(STATED TASK) Find each line holding the word "label" and give the total alone.

(RECORDS)
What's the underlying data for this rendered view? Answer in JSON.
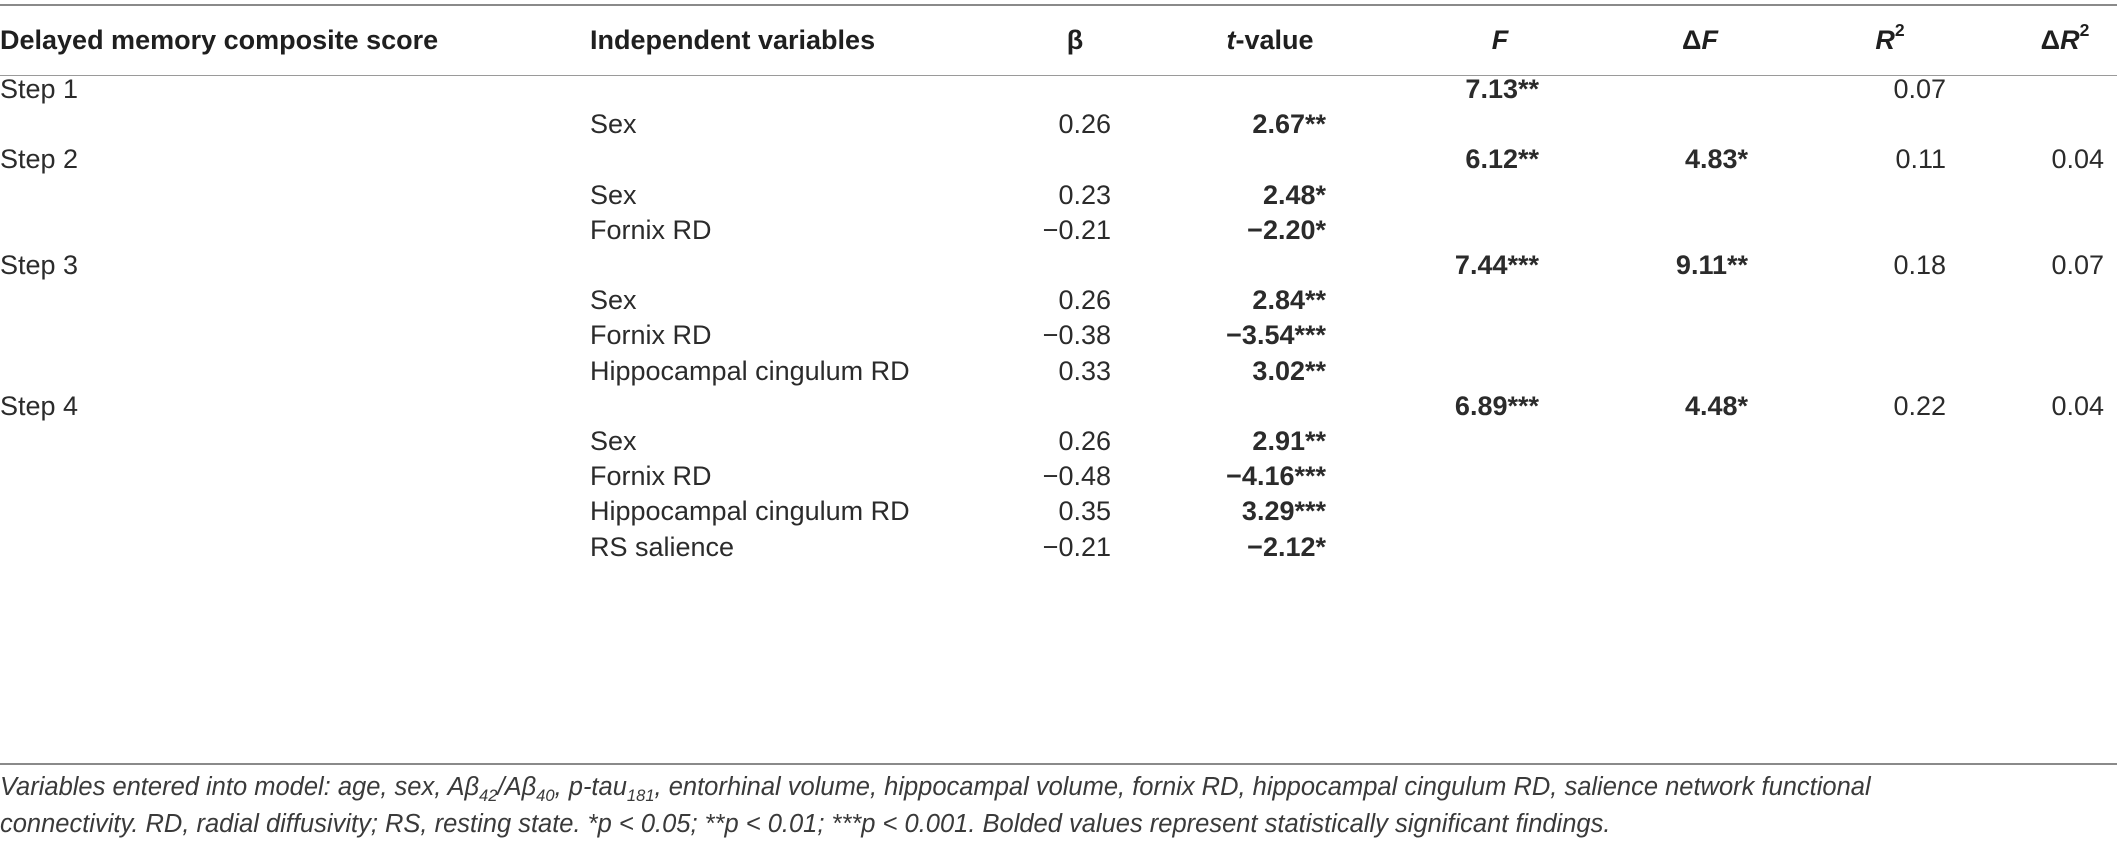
{
  "table": {
    "headers": {
      "dependent": "Delayed memory composite score",
      "independent": "Independent variables",
      "beta": "β",
      "t_value_italic": "t",
      "t_value_rest": "-value",
      "F": "F",
      "delta_F_symbol": "Δ",
      "delta_F_var": "F",
      "R2_var": "R",
      "R2_sup": "2",
      "delta_R2_symbol": "Δ",
      "delta_R2_var": "R",
      "delta_R2_sup": "2"
    },
    "steps": [
      {
        "label": "Step 1",
        "F": "7.13**",
        "delta_F": "",
        "R2": "0.07",
        "delta_R2": "",
        "rows": [
          {
            "variable": "Sex",
            "beta": "0.26",
            "t": "2.67**"
          }
        ]
      },
      {
        "label": "Step 2",
        "F": "6.12**",
        "delta_F": "4.83*",
        "R2": "0.11",
        "delta_R2": "0.04",
        "rows": [
          {
            "variable": "Sex",
            "beta": "0.23",
            "t": "2.48*"
          },
          {
            "variable": "Fornix RD",
            "beta": "−0.21",
            "t": "−2.20*"
          }
        ]
      },
      {
        "label": "Step 3",
        "F": "7.44***",
        "delta_F": "9.11**",
        "R2": "0.18",
        "delta_R2": "0.07",
        "rows": [
          {
            "variable": "Sex",
            "beta": "0.26",
            "t": "2.84**"
          },
          {
            "variable": "Fornix RD",
            "beta": "−0.38",
            "t": "−3.54***"
          },
          {
            "variable": "Hippocampal cingulum RD",
            "beta": "0.33",
            "t": "3.02**"
          }
        ]
      },
      {
        "label": "Step 4",
        "F": "6.89***",
        "delta_F": "4.48*",
        "R2": "0.22",
        "delta_R2": "0.04",
        "rows": [
          {
            "variable": "Sex",
            "beta": "0.26",
            "t": "2.91**"
          },
          {
            "variable": "Fornix RD",
            "beta": "−0.48",
            "t": "−4.16***"
          },
          {
            "variable": "Hippocampal cingulum RD",
            "beta": "0.35",
            "t": "3.29***"
          },
          {
            "variable": "RS salience",
            "beta": "−0.21",
            "t": "−2.12*"
          }
        ]
      }
    ]
  },
  "footnote": {
    "line1_a": "Variables entered into model: age, sex, Aβ",
    "line1_sub1": "42",
    "line1_b": "/Aβ",
    "line1_sub2": "40",
    "line1_c": ", p-tau",
    "line1_sub3": "181",
    "line1_d": ", entorhinal volume, hippocampal volume, fornix RD, hippocampal cingulum RD, salience network functional",
    "line2": "connectivity. RD, radial diffusivity; RS, resting state. *p < 0.05; **p < 0.01; ***p < 0.001. Bolded values represent statistically significant findings."
  }
}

(SOLUTION TO THE EXERCISE) 4